RECORD EXCERPTS:
--- begin ---

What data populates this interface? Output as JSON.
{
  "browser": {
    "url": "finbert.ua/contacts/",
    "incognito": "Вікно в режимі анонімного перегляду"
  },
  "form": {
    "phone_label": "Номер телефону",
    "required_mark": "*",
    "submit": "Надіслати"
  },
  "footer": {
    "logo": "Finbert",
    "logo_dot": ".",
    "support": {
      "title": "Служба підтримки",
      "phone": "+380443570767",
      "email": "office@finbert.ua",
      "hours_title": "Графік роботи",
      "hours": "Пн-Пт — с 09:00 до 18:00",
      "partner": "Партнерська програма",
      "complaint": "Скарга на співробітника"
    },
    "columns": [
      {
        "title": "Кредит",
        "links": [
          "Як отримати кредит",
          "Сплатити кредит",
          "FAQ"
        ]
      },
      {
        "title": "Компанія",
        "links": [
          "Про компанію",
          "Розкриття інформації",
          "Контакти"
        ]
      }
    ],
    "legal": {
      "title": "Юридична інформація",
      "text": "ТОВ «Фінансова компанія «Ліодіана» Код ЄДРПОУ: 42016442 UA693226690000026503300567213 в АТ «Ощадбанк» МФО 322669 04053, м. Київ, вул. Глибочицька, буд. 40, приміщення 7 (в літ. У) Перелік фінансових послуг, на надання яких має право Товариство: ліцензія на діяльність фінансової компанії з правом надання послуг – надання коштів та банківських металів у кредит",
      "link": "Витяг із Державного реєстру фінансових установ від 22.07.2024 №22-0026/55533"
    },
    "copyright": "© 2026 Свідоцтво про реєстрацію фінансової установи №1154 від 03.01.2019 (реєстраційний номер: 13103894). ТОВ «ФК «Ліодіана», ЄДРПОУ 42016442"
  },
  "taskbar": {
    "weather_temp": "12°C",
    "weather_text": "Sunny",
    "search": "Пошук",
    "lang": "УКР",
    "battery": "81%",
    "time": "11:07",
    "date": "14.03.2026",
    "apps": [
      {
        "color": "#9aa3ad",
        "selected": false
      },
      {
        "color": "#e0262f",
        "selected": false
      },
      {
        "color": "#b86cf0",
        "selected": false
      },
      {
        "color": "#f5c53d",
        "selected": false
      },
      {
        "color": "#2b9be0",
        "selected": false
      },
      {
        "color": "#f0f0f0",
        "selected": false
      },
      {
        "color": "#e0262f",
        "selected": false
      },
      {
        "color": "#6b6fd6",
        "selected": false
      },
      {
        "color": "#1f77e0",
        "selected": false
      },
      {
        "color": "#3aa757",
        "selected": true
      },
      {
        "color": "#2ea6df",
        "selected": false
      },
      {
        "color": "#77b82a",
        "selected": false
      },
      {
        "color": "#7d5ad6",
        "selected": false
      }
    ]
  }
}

--- end ---

EXERCISE INSTRUCTIONS:
Could you quote the material above in full, exactly as it stands?

REPLY TO THE EXERCISE:
What data populates this interface? Output as JSON.
{
  "browser": {
    "url": "finbert.ua/contacts/",
    "incognito": "Вікно в режимі анонімного перегляду"
  },
  "form": {
    "phone_label": "Номер телефону",
    "required_mark": "*",
    "submit": "Надіслати"
  },
  "footer": {
    "logo": "Finbert",
    "logo_dot": ".",
    "support": {
      "title": "Служба підтримки",
      "phone": "+380443570767",
      "email": "office@finbert.ua",
      "hours_title": "Графік роботи",
      "hours": "Пн-Пт — с 09:00 до 18:00",
      "partner": "Партнерська програма",
      "complaint": "Скарга на співробітника"
    },
    "columns": [
      {
        "title": "Кредит",
        "links": [
          "Як отримати кредит",
          "Сплатити кредит",
          "FAQ"
        ]
      },
      {
        "title": "Компанія",
        "links": [
          "Про компанію",
          "Розкриття інформації",
          "Контакти"
        ]
      }
    ],
    "legal": {
      "title": "Юридична інформація",
      "text": "ТОВ «Фінансова компанія «Ліодіана» Код ЄДРПОУ: 42016442 UA693226690000026503300567213 в АТ «Ощадбанк» МФО 322669 04053, м. Київ, вул. Глибочицька, буд. 40, приміщення 7 (в літ. У) Перелік фінансових послуг, на надання яких має право Товариство: ліцензія на діяльність фінансової компанії з правом надання послуг – надання коштів та банківських металів у кредит",
      "link": "Витяг із Державного реєстру фінансових установ від 22.07.2024 №22-0026/55533"
    },
    "copyright": "© 2026 Свідоцтво про реєстрацію фінансової установи №1154 від 03.01.2019 (реєстраційний номер: 13103894). ТОВ «ФК «Ліодіана», ЄДРПОУ 42016442"
  },
  "taskbar": {
    "weather_temp": "12°C",
    "weather_text": "Sunny",
    "search": "Пошук",
    "lang": "УКР",
    "battery": "81%",
    "time": "11:07",
    "date": "14.03.2026",
    "apps": [
      {
        "color": "#9aa3ad",
        "selected": false
      },
      {
        "color": "#e0262f",
        "selected": false
      },
      {
        "color": "#b86cf0",
        "selected": false
      },
      {
        "color": "#f5c53d",
        "selected": false
      },
      {
        "color": "#2b9be0",
        "selected": false
      },
      {
        "color": "#f0f0f0",
        "selected": false
      },
      {
        "color": "#e0262f",
        "selected": false
      },
      {
        "color": "#6b6fd6",
        "selected": false
      },
      {
        "color": "#1f77e0",
        "selected": false
      },
      {
        "color": "#3aa757",
        "selected": true
      },
      {
        "color": "#2ea6df",
        "selected": false
      },
      {
        "color": "#77b82a",
        "selected": false
      },
      {
        "color": "#7d5ad6",
        "selected": false
      }
    ]
  }
}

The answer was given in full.